• Data records:
BEGIN
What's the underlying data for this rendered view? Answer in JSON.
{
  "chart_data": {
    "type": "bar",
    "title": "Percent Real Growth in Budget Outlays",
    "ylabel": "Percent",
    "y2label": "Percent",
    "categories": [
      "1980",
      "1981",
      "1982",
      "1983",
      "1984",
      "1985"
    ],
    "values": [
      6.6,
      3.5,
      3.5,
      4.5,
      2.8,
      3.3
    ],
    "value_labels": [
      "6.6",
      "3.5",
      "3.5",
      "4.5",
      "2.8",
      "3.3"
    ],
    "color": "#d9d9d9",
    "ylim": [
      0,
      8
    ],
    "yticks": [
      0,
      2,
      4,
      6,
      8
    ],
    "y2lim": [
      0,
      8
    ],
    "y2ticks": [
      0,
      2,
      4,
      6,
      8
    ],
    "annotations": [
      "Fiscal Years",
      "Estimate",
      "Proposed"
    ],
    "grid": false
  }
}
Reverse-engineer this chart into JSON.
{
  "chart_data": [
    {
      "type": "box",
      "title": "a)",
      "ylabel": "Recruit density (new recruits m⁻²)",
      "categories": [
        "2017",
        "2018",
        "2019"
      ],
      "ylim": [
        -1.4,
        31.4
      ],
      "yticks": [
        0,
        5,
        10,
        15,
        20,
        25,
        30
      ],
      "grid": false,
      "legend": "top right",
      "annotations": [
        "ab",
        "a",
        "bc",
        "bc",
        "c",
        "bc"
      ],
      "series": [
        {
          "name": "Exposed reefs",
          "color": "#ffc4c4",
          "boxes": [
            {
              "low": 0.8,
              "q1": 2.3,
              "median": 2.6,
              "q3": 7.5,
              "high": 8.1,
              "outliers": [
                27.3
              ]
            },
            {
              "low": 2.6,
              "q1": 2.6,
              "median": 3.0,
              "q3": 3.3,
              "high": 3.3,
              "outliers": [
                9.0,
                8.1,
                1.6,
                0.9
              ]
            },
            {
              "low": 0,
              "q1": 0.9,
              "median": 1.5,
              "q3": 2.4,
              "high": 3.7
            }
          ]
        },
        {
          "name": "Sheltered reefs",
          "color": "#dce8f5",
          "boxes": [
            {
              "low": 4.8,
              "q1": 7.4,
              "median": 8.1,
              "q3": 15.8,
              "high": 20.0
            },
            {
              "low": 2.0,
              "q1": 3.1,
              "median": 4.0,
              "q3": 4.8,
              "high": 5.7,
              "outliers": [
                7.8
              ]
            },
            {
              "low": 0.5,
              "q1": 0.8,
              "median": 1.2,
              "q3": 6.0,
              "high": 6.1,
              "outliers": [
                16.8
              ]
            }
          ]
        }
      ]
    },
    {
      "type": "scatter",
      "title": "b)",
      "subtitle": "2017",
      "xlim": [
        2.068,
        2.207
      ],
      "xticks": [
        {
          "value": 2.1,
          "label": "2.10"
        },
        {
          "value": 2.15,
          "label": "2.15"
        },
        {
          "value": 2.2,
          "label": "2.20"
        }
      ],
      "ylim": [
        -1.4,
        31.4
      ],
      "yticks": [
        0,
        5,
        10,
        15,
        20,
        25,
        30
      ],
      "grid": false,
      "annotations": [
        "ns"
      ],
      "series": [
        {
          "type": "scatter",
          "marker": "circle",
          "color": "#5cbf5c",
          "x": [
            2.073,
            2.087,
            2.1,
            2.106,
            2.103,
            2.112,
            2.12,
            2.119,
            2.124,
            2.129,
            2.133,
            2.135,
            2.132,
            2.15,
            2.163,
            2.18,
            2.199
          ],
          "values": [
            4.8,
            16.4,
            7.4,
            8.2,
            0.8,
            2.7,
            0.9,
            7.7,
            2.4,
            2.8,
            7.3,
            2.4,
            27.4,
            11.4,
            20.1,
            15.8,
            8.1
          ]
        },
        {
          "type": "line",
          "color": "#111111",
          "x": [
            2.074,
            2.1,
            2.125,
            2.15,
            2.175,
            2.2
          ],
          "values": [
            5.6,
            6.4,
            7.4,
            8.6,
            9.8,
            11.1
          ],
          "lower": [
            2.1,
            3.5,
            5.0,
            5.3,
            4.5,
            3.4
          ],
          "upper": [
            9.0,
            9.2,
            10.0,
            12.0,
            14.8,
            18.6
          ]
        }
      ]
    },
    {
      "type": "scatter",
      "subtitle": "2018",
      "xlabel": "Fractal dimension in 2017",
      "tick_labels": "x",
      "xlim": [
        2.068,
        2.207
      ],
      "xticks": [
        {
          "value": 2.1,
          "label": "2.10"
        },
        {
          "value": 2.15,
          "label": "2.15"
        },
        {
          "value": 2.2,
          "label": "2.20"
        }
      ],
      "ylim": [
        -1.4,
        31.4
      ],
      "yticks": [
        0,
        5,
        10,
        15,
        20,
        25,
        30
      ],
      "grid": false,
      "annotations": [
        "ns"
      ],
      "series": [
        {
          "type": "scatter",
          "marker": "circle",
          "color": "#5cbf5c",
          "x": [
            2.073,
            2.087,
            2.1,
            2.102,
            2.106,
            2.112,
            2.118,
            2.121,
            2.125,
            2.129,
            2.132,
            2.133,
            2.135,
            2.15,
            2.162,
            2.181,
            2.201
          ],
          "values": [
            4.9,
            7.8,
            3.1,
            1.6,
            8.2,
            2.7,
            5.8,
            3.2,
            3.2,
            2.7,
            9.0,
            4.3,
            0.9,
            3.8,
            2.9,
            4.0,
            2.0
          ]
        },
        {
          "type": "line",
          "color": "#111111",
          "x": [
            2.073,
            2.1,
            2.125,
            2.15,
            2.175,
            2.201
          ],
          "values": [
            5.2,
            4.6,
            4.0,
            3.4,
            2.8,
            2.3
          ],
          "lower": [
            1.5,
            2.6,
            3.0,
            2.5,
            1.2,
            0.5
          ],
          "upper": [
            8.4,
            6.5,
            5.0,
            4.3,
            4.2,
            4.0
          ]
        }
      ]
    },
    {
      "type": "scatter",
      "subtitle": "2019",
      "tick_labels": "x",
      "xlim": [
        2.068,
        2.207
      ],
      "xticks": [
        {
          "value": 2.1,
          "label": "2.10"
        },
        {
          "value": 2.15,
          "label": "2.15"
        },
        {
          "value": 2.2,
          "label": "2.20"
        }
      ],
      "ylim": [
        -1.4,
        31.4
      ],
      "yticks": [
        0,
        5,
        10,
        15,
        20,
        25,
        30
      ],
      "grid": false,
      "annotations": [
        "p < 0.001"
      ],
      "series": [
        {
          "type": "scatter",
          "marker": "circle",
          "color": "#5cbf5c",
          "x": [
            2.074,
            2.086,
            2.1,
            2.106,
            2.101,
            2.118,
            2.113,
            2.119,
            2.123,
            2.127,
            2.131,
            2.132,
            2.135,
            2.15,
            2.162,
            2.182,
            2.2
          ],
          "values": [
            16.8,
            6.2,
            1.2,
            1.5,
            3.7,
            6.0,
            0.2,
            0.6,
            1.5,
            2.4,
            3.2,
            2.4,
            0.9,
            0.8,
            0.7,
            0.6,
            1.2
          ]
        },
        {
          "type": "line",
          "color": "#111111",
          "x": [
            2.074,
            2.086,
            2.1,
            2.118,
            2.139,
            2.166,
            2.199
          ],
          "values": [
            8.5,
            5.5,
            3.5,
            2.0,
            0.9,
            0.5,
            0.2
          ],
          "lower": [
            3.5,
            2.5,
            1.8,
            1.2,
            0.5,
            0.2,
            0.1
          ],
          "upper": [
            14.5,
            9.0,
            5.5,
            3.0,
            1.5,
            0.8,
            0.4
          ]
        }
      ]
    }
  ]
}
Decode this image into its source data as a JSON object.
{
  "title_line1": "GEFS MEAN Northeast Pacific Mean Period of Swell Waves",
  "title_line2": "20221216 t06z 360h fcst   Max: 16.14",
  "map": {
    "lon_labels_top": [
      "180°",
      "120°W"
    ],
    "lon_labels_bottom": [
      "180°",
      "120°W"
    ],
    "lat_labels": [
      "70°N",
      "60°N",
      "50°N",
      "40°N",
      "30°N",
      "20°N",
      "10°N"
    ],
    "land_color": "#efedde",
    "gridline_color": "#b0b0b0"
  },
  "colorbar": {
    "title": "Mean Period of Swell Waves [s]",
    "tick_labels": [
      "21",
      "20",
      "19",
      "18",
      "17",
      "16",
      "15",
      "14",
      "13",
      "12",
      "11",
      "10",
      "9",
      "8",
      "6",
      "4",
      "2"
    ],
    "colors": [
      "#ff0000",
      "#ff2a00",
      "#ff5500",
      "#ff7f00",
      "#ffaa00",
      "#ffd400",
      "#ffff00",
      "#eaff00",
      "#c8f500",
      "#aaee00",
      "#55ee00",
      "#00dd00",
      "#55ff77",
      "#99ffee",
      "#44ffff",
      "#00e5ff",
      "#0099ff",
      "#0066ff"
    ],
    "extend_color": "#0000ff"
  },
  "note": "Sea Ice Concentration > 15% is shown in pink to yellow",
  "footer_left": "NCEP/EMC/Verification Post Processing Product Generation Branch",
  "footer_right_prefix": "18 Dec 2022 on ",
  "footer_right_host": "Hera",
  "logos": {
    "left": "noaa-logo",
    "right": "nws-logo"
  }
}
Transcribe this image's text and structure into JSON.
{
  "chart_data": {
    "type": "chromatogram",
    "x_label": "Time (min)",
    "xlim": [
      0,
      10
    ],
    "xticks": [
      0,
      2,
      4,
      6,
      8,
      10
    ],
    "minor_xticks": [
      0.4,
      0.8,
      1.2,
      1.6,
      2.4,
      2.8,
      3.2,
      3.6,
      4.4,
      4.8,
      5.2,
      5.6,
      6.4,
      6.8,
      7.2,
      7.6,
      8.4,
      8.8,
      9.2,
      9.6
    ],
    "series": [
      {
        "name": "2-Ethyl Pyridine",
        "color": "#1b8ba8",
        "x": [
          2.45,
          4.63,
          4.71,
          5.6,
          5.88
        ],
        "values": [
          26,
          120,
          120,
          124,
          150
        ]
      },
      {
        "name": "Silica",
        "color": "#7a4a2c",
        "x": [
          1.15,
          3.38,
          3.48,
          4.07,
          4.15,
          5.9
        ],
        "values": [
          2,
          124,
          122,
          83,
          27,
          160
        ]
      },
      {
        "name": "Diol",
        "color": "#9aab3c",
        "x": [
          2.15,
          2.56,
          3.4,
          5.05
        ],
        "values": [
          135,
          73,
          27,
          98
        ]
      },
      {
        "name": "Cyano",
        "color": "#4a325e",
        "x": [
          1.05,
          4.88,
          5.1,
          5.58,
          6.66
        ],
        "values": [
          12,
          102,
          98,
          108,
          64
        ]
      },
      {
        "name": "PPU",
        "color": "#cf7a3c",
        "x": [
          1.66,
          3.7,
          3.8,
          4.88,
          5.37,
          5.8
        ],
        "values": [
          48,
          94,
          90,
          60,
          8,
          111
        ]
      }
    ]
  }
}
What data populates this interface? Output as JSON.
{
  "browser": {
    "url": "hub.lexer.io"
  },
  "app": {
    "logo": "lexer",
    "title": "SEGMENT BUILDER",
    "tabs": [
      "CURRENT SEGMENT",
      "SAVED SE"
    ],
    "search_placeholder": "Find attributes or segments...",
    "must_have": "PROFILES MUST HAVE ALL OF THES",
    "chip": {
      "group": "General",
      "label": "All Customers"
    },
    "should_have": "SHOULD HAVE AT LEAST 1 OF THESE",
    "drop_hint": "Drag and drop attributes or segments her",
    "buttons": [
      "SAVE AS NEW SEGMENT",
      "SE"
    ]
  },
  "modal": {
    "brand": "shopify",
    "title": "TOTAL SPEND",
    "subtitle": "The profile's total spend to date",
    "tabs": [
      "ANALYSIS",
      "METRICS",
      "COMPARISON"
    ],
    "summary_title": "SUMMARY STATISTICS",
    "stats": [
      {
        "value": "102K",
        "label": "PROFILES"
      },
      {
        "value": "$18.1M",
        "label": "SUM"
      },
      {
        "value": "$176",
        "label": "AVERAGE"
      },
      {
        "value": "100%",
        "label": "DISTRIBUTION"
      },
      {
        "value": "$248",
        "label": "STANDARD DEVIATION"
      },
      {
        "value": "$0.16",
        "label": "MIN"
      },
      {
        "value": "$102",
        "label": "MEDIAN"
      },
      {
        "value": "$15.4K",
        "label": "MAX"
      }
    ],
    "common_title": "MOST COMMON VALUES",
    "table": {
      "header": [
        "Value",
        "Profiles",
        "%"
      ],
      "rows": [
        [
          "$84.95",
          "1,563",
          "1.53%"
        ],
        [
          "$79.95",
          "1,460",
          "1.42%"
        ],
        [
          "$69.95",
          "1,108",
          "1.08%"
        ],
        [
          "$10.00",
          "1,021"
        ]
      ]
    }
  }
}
END
• Work to complete: Locate the word "subtitle" in the data above. Copy every line carrying it.

• Solution below:
      "subtitle": "2017",
      "subtitle": "2018",
      "subtitle": "2019",
    "subtitle": "The profile's total spend to date",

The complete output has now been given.